> Records provided:

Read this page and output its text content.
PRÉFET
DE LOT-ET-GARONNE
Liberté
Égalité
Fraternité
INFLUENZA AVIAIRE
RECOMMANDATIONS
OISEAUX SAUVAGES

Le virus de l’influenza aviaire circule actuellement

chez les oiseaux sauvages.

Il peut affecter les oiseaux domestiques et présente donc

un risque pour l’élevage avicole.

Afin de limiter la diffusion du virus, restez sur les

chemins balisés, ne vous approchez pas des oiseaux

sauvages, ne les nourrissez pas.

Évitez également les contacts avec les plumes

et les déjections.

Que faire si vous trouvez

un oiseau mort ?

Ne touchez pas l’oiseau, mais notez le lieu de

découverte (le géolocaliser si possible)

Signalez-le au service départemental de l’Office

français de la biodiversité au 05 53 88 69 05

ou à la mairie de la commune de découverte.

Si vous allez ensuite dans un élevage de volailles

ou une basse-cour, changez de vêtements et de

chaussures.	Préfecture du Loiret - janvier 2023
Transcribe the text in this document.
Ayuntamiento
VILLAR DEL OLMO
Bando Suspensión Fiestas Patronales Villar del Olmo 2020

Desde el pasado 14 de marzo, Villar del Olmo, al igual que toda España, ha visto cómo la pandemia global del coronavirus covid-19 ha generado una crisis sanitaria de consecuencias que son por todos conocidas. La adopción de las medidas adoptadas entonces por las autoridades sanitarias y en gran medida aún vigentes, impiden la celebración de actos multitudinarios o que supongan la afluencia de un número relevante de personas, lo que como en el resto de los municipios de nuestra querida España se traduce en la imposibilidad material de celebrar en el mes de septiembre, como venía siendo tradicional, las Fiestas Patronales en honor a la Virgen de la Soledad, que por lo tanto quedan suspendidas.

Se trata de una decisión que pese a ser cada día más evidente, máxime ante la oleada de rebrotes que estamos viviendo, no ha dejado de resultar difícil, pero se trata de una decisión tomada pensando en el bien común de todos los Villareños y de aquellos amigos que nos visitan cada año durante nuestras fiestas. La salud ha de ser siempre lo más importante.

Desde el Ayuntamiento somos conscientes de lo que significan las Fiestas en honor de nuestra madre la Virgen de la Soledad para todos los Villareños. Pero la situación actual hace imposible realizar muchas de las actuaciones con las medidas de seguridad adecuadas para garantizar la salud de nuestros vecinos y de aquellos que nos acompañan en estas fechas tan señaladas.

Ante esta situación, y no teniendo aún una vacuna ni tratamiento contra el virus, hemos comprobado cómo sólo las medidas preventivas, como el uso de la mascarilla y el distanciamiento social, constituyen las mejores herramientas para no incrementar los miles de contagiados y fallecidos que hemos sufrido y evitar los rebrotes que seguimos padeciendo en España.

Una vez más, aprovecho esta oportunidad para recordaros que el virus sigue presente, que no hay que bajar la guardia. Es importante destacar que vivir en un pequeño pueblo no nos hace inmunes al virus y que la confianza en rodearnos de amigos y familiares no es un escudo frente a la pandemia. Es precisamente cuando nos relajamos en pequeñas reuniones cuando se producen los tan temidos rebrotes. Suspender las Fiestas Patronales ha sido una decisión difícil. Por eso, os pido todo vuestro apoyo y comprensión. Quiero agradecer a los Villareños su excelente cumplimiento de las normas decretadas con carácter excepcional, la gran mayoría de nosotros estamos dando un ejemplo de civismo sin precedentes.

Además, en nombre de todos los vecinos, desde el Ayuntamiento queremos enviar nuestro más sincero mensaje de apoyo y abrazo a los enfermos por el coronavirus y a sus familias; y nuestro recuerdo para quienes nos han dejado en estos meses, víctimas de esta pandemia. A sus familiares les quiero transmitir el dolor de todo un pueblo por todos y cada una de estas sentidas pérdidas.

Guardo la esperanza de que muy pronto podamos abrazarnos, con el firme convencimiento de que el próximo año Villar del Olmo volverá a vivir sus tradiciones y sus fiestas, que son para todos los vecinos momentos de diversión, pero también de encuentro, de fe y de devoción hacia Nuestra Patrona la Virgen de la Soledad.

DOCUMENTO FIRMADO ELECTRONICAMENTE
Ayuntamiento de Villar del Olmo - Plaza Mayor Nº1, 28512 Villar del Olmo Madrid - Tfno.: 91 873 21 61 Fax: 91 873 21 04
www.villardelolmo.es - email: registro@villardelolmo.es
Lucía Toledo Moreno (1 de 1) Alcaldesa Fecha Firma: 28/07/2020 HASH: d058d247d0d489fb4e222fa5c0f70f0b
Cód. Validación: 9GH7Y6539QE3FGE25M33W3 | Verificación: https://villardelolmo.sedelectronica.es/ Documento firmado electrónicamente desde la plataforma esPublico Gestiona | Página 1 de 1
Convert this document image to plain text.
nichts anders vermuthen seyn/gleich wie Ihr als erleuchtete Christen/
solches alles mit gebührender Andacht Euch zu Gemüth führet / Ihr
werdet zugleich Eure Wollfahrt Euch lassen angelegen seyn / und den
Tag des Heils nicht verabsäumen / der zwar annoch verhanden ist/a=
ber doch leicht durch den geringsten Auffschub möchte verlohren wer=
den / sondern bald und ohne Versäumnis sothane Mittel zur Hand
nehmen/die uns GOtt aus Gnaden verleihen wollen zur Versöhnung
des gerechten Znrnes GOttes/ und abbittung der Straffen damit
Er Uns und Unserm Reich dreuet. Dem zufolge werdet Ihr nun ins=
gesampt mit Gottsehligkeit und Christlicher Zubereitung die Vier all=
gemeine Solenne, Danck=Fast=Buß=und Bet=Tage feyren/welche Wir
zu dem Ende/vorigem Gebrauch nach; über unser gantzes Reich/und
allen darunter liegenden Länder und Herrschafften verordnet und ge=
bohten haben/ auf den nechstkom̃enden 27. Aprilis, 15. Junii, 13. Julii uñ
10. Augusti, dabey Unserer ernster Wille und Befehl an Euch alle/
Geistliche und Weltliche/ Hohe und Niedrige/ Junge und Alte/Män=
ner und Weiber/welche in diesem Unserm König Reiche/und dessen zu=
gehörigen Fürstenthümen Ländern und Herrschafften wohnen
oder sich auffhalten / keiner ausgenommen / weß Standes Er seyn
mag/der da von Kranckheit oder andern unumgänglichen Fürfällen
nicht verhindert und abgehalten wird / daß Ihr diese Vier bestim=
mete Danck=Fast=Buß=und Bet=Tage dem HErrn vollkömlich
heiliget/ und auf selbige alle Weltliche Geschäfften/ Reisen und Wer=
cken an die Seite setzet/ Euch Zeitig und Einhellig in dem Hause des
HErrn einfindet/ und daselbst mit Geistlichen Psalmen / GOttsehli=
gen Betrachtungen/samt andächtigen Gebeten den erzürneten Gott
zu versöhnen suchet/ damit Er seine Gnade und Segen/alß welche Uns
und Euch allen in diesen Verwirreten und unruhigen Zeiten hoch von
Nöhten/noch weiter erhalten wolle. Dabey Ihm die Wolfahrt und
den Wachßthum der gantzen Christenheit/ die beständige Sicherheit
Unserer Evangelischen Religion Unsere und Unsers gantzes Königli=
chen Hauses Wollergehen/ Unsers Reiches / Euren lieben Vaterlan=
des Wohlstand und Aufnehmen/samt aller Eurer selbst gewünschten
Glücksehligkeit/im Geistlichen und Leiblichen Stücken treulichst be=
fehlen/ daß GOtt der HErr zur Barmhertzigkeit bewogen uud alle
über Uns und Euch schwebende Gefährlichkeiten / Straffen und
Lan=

> Problem requirements: Scan the material above for the word "über", and copy each line where it appears.

> Expected output:
zu dem Ende/vorigem Gebrauch nach; über unser gantzes Reich/und
über Uns und Euch schwebende Gefährlichkeiten / Straffen und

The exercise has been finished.